__Excerpt from a dataset__.
******************************
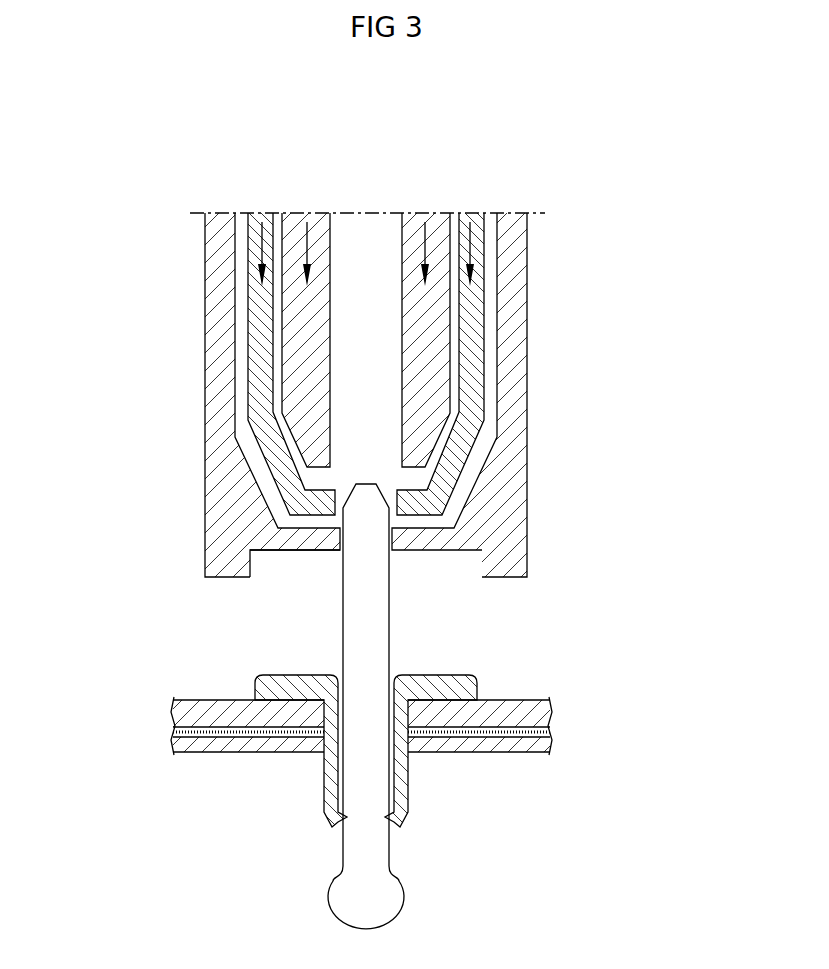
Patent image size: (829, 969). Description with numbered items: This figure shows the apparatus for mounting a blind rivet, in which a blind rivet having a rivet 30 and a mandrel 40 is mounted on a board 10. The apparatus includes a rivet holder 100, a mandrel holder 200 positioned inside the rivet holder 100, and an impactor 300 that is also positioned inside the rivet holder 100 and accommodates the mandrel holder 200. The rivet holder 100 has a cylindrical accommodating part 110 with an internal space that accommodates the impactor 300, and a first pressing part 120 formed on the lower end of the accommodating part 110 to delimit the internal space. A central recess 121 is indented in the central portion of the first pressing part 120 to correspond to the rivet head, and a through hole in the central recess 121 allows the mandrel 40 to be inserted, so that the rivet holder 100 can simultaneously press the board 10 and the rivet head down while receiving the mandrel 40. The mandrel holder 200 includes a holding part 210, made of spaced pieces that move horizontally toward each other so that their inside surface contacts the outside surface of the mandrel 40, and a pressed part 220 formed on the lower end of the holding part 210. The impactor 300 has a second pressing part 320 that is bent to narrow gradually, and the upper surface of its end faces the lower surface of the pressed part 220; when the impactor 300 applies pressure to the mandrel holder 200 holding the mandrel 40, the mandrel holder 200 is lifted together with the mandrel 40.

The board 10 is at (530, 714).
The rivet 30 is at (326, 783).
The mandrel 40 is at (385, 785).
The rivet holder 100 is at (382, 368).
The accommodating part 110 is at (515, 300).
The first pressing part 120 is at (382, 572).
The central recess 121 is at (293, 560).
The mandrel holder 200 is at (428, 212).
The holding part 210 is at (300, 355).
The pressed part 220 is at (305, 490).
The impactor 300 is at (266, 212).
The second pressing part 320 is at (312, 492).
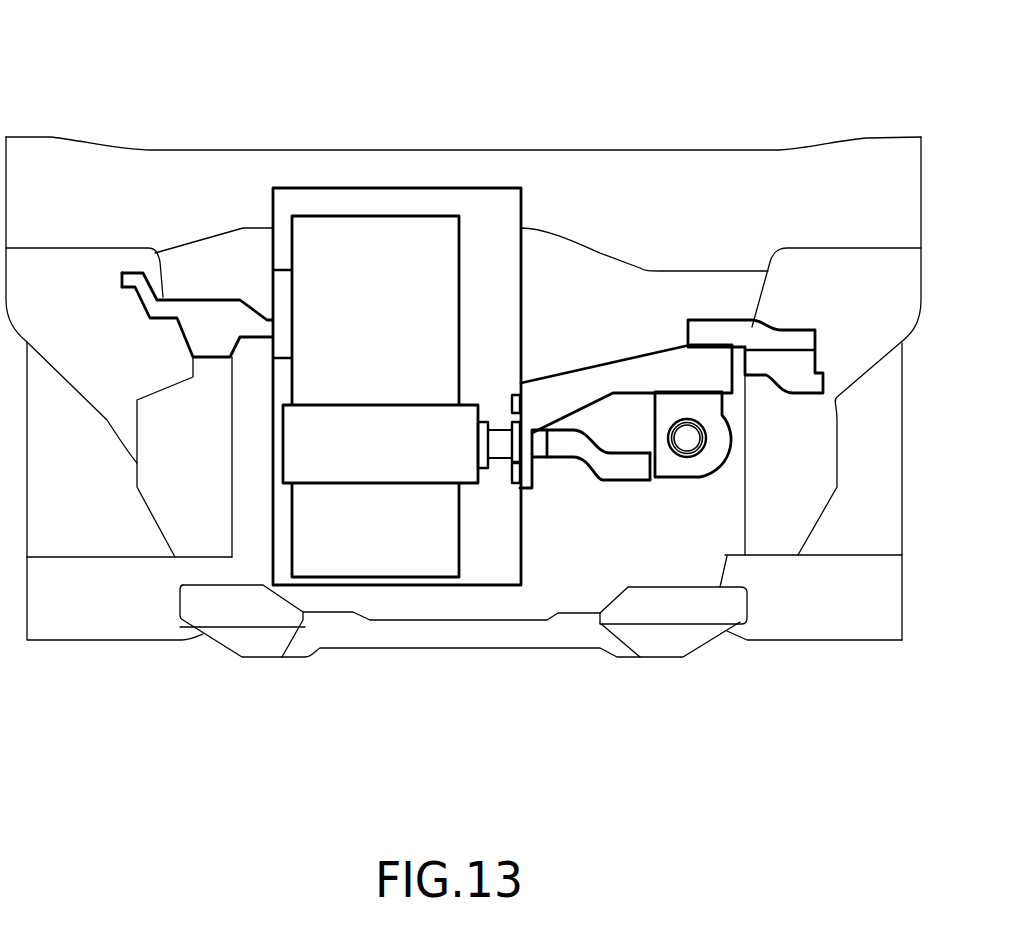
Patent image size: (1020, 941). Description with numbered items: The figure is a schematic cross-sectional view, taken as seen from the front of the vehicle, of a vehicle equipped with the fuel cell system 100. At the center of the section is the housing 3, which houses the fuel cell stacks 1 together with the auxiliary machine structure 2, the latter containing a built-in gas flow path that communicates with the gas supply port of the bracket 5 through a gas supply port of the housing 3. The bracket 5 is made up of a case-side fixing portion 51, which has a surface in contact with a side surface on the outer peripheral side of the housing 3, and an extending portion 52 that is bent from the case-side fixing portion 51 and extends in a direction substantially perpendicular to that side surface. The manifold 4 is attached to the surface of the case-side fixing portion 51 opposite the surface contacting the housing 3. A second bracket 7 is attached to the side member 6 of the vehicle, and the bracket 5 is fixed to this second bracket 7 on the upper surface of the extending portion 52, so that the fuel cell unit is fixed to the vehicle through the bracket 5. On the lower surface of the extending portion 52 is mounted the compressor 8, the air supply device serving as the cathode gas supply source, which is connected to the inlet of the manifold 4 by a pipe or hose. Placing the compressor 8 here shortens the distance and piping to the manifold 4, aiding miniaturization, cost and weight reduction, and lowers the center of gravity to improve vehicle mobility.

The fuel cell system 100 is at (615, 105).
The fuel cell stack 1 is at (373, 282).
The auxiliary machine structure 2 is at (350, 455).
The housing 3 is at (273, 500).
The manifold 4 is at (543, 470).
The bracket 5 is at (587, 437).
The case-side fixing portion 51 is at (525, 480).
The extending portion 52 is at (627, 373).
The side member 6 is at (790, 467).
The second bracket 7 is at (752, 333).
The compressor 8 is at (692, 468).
******************************
__What needs to be done__. Give the lines of the entries as a Markdown table with the columns No. and Text, leaving out blank lines. Begin at the line that contains "Patent image size: (1020, 941)." and stop after the last line of the entries.

__Correct output__.
| No. | Text |
|---|---|
| 1 | Patent image size: (1020, 941). Description with numbered items: The figure is a schematic cross-sectional view, taken as seen from the front of the vehicle, of a vehicle equipped with the fuel cell system 100. At the center of the section is the housing 3, which houses the fuel cell stacks 1 together with the auxiliary machine structure 2, the latter containing a built-in gas flow path that communicates with the gas supply port of the bracket 5 through a gas supply port of the housing 3. The bracket 5 is made up of a case-side fixing portion 51, which has a surface in contact with a side surface on the outer peripheral side of the housing 3, and an extending portion 52 that is bent from the case-side fixing portion 51 and extends in a direction substantially perpendicular to that side surface. The manifold 4 is attached to the surface of the case-side fixing portion 51 opposite the surface contacting the housing 3. A second bracket 7 is attached to the side member 6 of the vehicle, and the bracket 5 is fixed to this second bracket 7 on the upper surface of the extending portion 52, so that the fuel cell unit is fixed to the vehicle through the bracket 5. On the lower surface of the extending portion 52 is mounted the compressor 8, the air supply device serving as the cathode gas supply source, which is connected to the inlet of the manifold 4 by a pipe or hose. Placing the compressor 8 here shortens the distance and piping to the manifold 4, aiding miniaturization, cost and weight reduction, and lowers the center of gravity to improve vehicle mobility. |
| 2 | The fuel cell system 100 is at (615, 105). |
| 3 | The fuel cell stack 1 is at (373, 282). |
| 4 | The auxiliary machine structure 2 is at (350, 455). |
| 5 | The housing 3 is at (273, 500). |
| 6 | The manifold 4 is at (543, 470). |
| 7 | The bracket 5 is at (587, 437). |
| 8 | The case-side fixing portion 51 is at (525, 480). |
| 9 | The extending portion 52 is at (627, 373). |
| 10 | The side member 6 is at (790, 467). |
| 11 | The second bracket 7 is at (752, 333). |
| 12 | The compressor 8 is at (692, 468). |